[Task instructions]:
Drop the pictures, then extract the listing word for word.

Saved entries
-*-

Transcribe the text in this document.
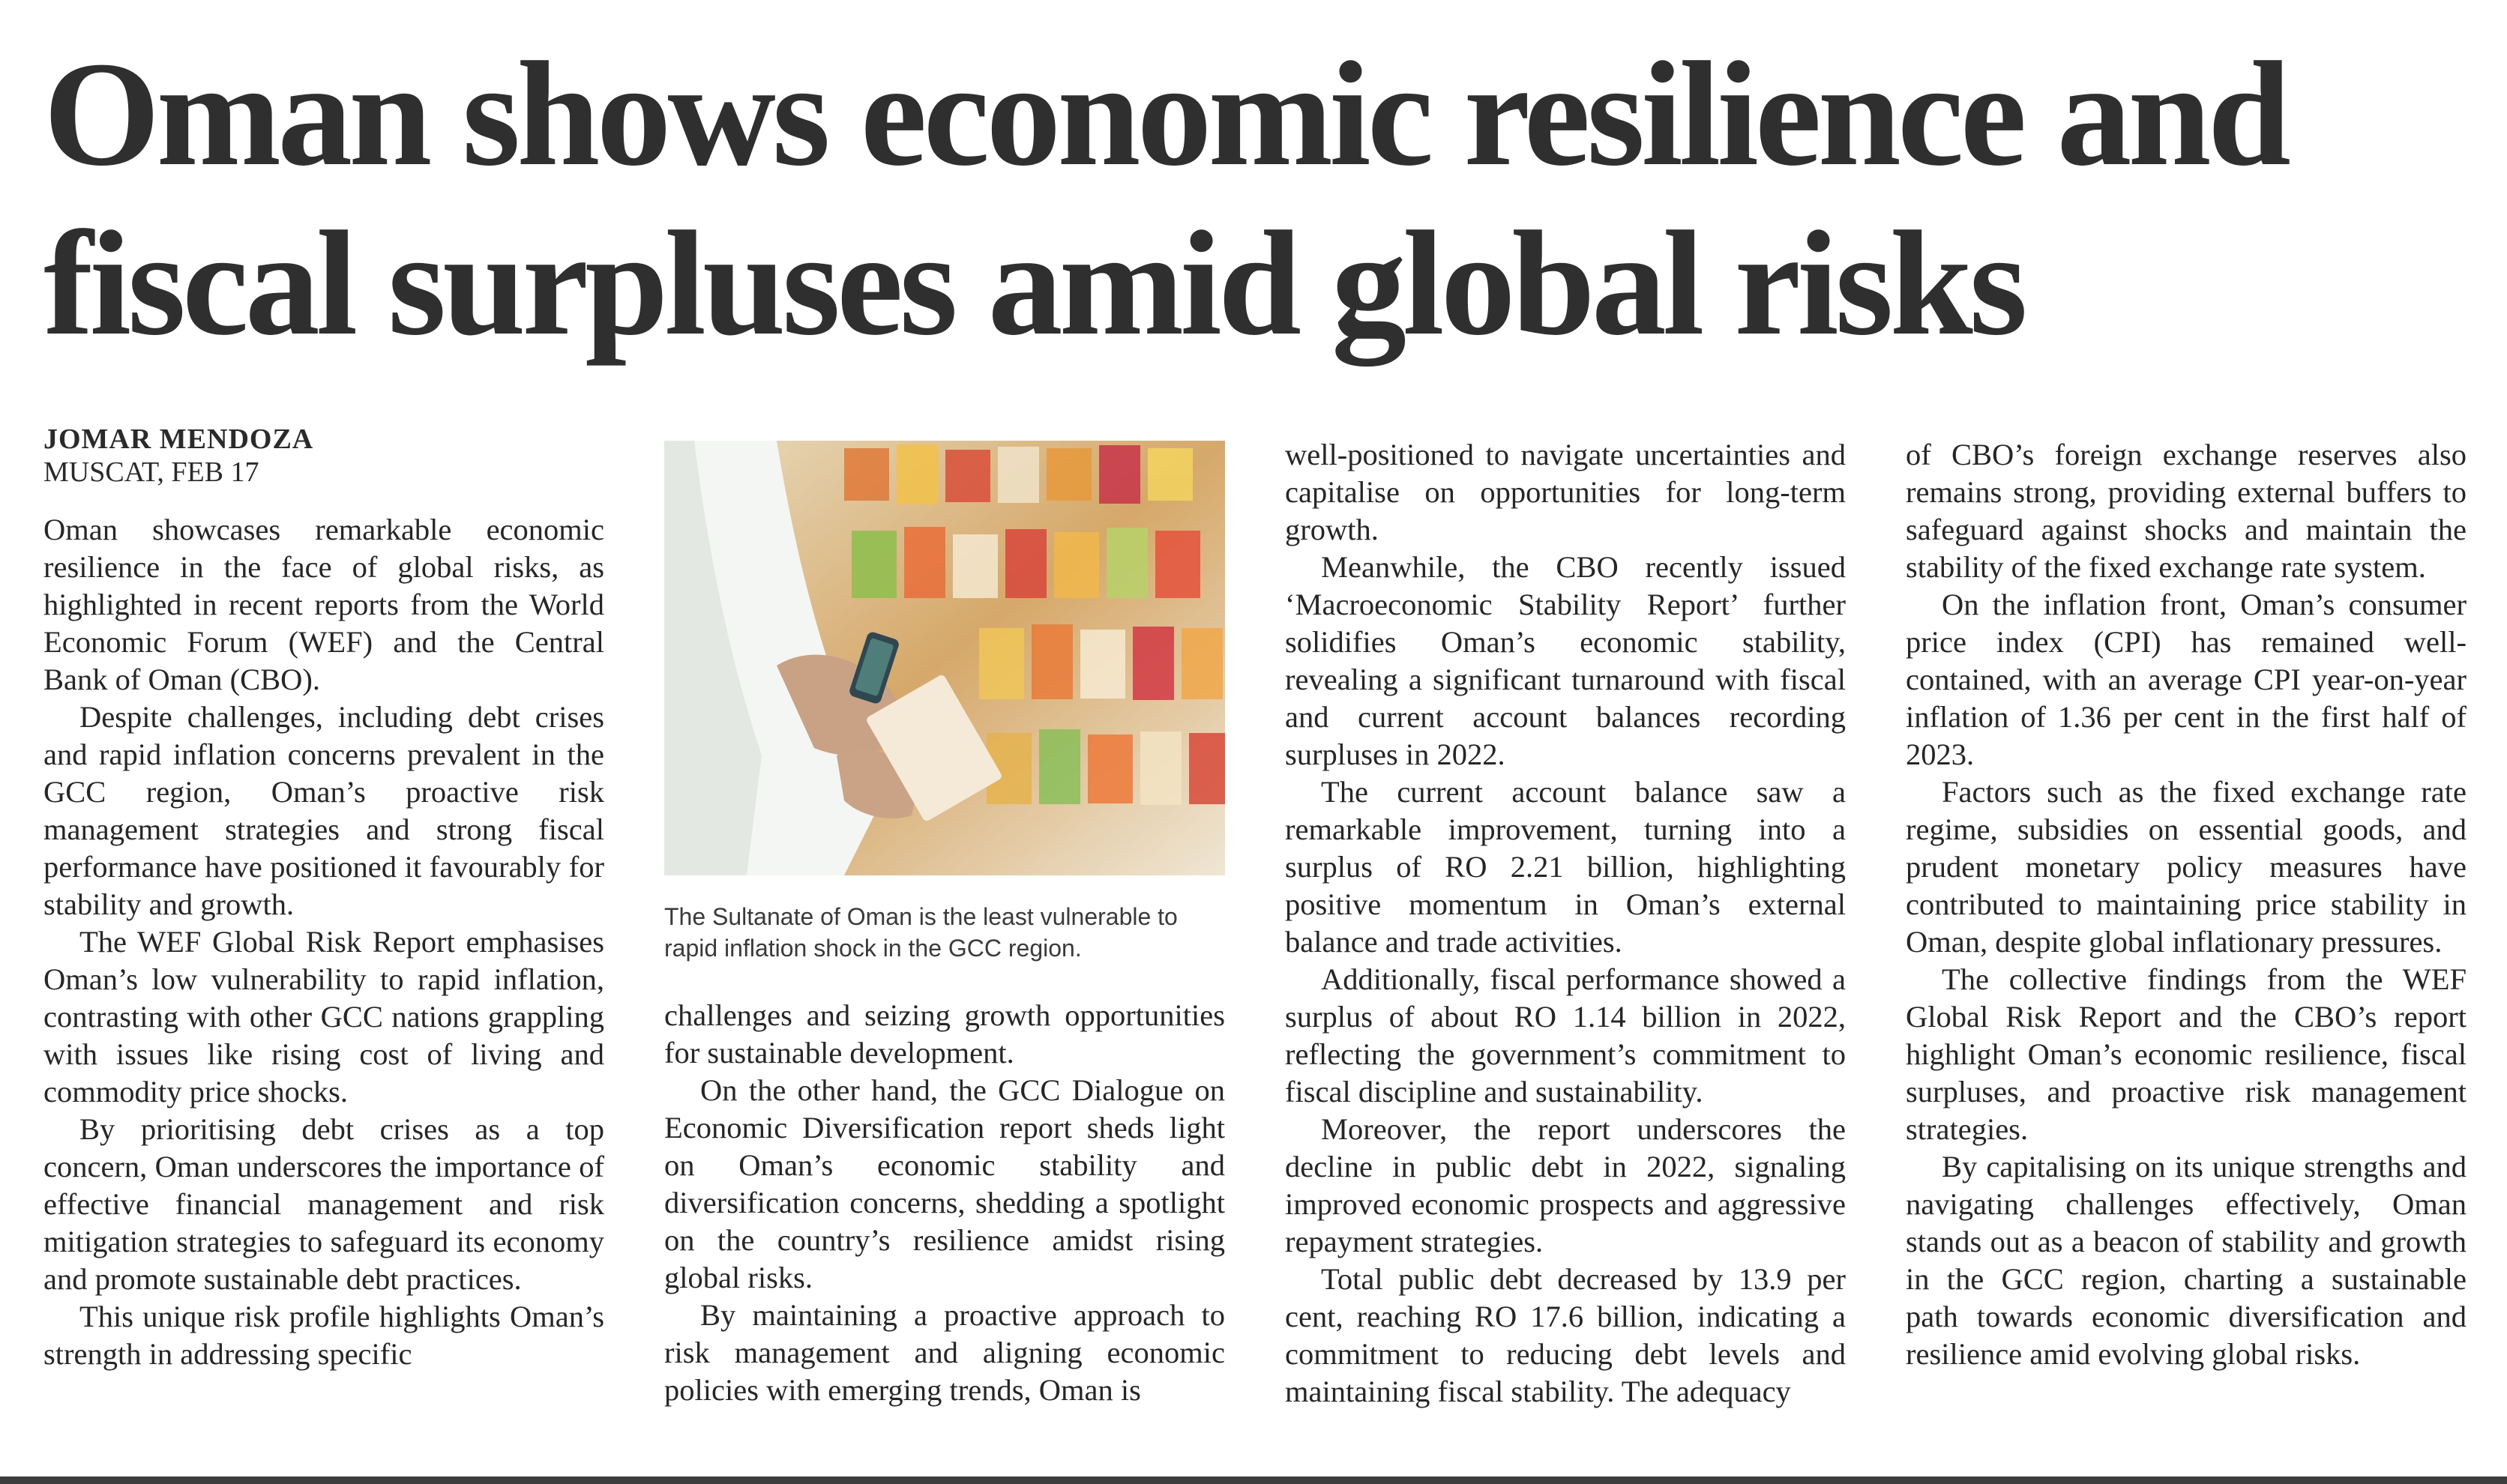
Oman shows economic resilience and
fiscal surpluses amid global risks
JOMAR MENDOZA
MUSCAT, FEB 17

Oman showcases remarkable economic resilience in the face of global risks, as highlighted in recent reports from the World Economic Forum (WEF) and the Central Bank of Oman (CBO).

Despite challenges, including debt crises and rapid inflation concerns prevalent in the GCC region, Oman’s proactive risk management strategies and strong fiscal performance have positioned it favourably for stability and growth.

The WEF Global Risk Report emphasises Oman’s low vulnerability to rapid inflation, contrasting with other GCC nations grappling with issues like rising cost of living and commodity price shocks.

By prioritising debt crises as a top concern, Oman underscores the importance of effective financial management and risk mitigation strategies to safeguard its economy and promote sustainable debt practices.

This unique risk profile highlights Oman’s strength in addressing specific

The Sultanate of Oman is the least vulnerable to rapid inflation shock in the GCC region.

challenges and seizing growth opportunities for sustainable development.

On the other hand, the GCC Dialogue on Economic Diversification report sheds light on Oman’s economic stability and diversification concerns, shedding a spotlight on the country’s resilience amidst rising global risks.

By maintaining a proactive approach to risk management and aligning economic policies with emerging trends, Oman is

well-positioned to navigate uncertainties and capitalise on opportunities for long-term growth.

Meanwhile, the CBO recently issued ‘Macroeconomic Stability Report’ further solidifies Oman’s economic stability, revealing a significant turnaround with fiscal and current account balances recording surpluses in 2022.

The current account balance saw a remarkable improvement, turning into a surplus of RO 2.21 billion, highlighting positive momentum in Oman’s external balance and trade activities.

Additionally, fiscal performance showed a surplus of about RO 1.14 billion in 2022, reflecting the government’s commitment to fiscal discipline and sustainability.

Moreover, the report underscores the decline in public debt in 2022, signaling improved economic prospects and aggressive repayment strategies.

Total public debt decreased by 13.9 per cent, reaching RO 17.6 billion, indicating a commitment to reducing debt levels and maintaining fiscal stability. The adequacy

of CBO’s foreign exchange reserves also remains strong, providing external buffers to safeguard against shocks and maintain the stability of the fixed exchange rate system.

On the inflation front, Oman’s consumer price index (CPI) has remained well-contained, with an average CPI year-on-year inflation of 1.36 per cent in the first half of 2023.

Factors such as the fixed exchange rate regime, subsidies on essential goods, and prudent monetary policy measures have contributed to maintaining price stability in Oman, despite global inflationary pressures.

The collective findings from the WEF Global Risk Report and the CBO’s report highlight Oman’s economic resilience, fiscal surpluses, and proactive risk management strategies.

By capitalising on its unique strengths and navigating challenges effectively, Oman stands out as a beacon of stability and growth in the GCC region, charting a sustainable path towards economic diversification and resilience amid evolving global risks.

-*-

[Problem solution]:
Transcribe the text in this document.
Oman shows economic resilience and
fiscal surpluses amid global risks
JOMAR MENDOZA
MUSCAT, FEB 17

Oman showcases remarkable economic resilience in the face of global risks, as highlighted in recent reports from the World Economic Forum (WEF) and the Central Bank of Oman (CBO).

Despite challenges, including debt crises and rapid inflation concerns prevalent in the GCC region, Oman’s proactive risk management strategies and strong fiscal performance have positioned it favourably for stability and growth.

The WEF Global Risk Report emphasises Oman’s low vulnerability to rapid inflation, contrasting with other GCC nations grappling with issues like rising cost of living and commodity price shocks.

By prioritising debt crises as a top concern, Oman underscores the importance of effective financial management and risk mitigation strategies to safeguard its economy and promote sustainable debt practices.

This unique risk profile highlights Oman’s strength in addressing specific

The Sultanate of Oman is the least vulnerable to rapid inflation shock in the GCC region.

challenges and seizing growth opportunities for sustainable development.

On the other hand, the GCC Dialogue on Economic Diversification report sheds light on Oman’s economic stability and diversification concerns, shedding a spotlight on the country’s resilience amidst rising global risks.

By maintaining a proactive approach to risk management and aligning economic policies with emerging trends, Oman is

well-positioned to navigate uncertainties and capitalise on opportunities for long-term growth.

Meanwhile, the CBO recently issued ‘Macroeconomic Stability Report’ further solidifies Oman’s economic stability, revealing a significant turnaround with fiscal and current account balances recording surpluses in 2022.

The current account balance saw a remarkable improvement, turning into a surplus of RO 2.21 billion, highlighting positive momentum in Oman’s external balance and trade activities.

Additionally, fiscal performance showed a surplus of about RO 1.14 billion in 2022, reflecting the government’s commitment to fiscal discipline and sustainability.

Moreover, the report underscores the decline in public debt in 2022, signaling improved economic prospects and aggressive repayment strategies.

Total public debt decreased by 13.9 per cent, reaching RO 17.6 billion, indicating a commitment to reducing debt levels and maintaining fiscal stability. The adequacy

of CBO’s foreign exchange reserves also remains strong, providing external buffers to safeguard against shocks and maintain the stability of the fixed exchange rate system.

On the inflation front, Oman’s consumer price index (CPI) has remained well-contained, with an average CPI year-on-year inflation of 1.36 per cent in the first half of 2023.

Factors such as the fixed exchange rate regime, subsidies on essential goods, and prudent monetary policy measures have contributed to maintaining price stability in Oman, despite global inflationary pressures.

The collective findings from the WEF Global Risk Report and the CBO’s report highlight Oman’s economic resilience, fiscal surpluses, and proactive risk management strategies.

By capitalising on its unique strengths and navigating challenges effectively, Oman stands out as a beacon of stability and growth in the GCC region, charting a sustainable path towards economic diversification and resilience amid evolving global risks.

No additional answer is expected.